WHAT THIS TASK INVOLVES: How many lines of these entries hold the string "page"? Answer with the number alone.

◇ ◇ ◇ ◇ ◇

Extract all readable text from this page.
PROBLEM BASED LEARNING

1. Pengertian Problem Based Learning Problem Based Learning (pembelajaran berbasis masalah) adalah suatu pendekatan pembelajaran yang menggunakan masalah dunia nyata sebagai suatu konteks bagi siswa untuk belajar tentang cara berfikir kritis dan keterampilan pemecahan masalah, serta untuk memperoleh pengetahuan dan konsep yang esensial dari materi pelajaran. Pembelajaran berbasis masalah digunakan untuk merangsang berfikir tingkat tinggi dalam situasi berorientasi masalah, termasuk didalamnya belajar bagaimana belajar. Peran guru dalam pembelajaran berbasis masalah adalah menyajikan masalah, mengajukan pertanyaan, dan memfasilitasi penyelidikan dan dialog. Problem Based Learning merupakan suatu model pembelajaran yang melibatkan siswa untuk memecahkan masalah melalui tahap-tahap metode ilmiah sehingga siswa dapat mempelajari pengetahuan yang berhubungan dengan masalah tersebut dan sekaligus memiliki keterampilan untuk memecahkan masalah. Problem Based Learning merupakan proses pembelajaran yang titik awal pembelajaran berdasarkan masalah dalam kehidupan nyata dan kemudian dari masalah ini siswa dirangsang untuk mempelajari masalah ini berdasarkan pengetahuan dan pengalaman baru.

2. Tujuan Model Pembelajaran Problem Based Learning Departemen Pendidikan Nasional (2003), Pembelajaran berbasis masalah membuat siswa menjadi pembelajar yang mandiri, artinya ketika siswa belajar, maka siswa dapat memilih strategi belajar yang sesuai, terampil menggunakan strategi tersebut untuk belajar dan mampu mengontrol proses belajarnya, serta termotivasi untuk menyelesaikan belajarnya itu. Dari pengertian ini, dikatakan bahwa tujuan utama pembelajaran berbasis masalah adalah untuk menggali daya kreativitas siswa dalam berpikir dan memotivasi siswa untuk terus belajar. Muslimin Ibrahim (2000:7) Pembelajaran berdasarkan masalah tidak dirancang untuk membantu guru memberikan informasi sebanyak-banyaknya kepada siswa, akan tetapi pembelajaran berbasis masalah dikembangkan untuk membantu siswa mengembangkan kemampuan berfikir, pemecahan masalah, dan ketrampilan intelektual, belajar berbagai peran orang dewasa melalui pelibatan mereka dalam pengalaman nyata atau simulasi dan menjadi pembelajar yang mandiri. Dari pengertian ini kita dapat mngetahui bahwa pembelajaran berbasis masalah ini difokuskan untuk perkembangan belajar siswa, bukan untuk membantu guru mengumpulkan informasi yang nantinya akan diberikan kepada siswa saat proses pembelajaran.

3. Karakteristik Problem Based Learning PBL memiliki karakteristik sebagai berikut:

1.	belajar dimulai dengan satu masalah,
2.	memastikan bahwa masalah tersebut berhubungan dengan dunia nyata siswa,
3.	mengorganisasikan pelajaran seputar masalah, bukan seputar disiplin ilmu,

◇ ◇ ◇ ◇ ◇

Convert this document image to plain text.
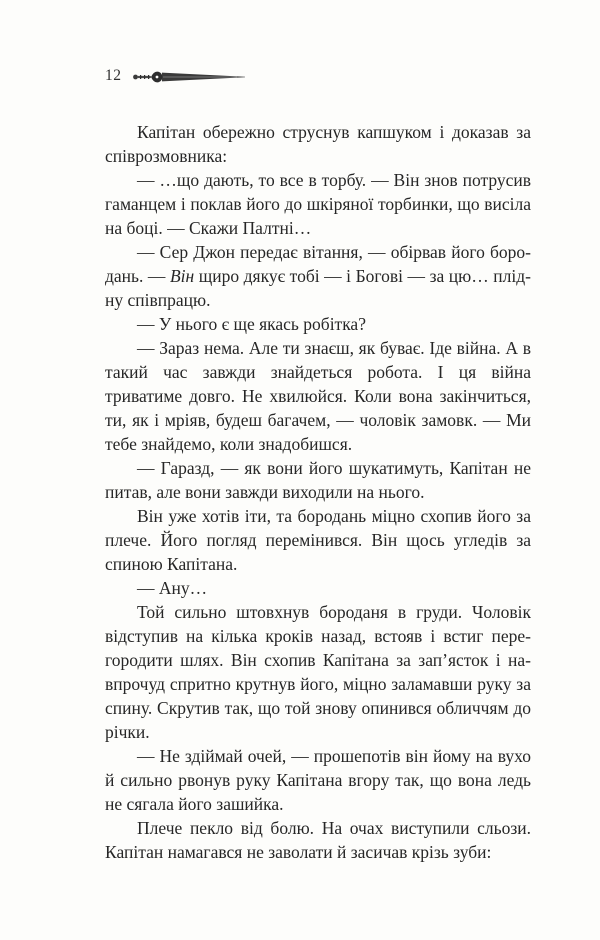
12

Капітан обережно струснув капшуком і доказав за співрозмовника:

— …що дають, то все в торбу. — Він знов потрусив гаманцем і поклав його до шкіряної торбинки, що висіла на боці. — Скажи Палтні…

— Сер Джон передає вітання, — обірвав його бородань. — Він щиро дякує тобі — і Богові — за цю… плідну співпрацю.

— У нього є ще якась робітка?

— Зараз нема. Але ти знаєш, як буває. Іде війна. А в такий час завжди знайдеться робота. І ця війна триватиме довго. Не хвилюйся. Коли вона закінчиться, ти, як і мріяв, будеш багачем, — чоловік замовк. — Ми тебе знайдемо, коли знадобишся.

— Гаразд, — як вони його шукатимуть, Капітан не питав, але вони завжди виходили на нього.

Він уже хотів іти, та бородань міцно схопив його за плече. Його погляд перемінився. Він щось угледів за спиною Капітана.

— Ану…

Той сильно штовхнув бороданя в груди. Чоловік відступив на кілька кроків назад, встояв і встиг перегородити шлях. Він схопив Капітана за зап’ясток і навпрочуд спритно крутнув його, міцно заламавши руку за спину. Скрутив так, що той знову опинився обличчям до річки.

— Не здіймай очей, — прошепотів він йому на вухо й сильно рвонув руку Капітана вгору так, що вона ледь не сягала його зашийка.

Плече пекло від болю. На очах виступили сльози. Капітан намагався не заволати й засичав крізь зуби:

◇ ◇ ◇ ◇ ◇

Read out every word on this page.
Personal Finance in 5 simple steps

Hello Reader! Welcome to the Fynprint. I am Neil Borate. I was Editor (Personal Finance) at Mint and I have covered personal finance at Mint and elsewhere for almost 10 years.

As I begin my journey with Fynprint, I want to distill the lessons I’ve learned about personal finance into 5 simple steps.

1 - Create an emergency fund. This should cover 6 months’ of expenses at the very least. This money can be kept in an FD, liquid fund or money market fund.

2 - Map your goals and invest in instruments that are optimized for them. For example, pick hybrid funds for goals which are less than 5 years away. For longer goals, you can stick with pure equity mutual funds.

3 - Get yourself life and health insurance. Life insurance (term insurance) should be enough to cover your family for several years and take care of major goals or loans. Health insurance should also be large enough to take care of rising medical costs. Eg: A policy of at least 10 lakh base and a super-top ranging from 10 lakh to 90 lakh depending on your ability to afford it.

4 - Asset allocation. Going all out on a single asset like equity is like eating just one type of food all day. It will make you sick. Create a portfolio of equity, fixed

◇ ◇ ◇ ◇ ◇

ANSWER FOR THIS EXERCISE: 2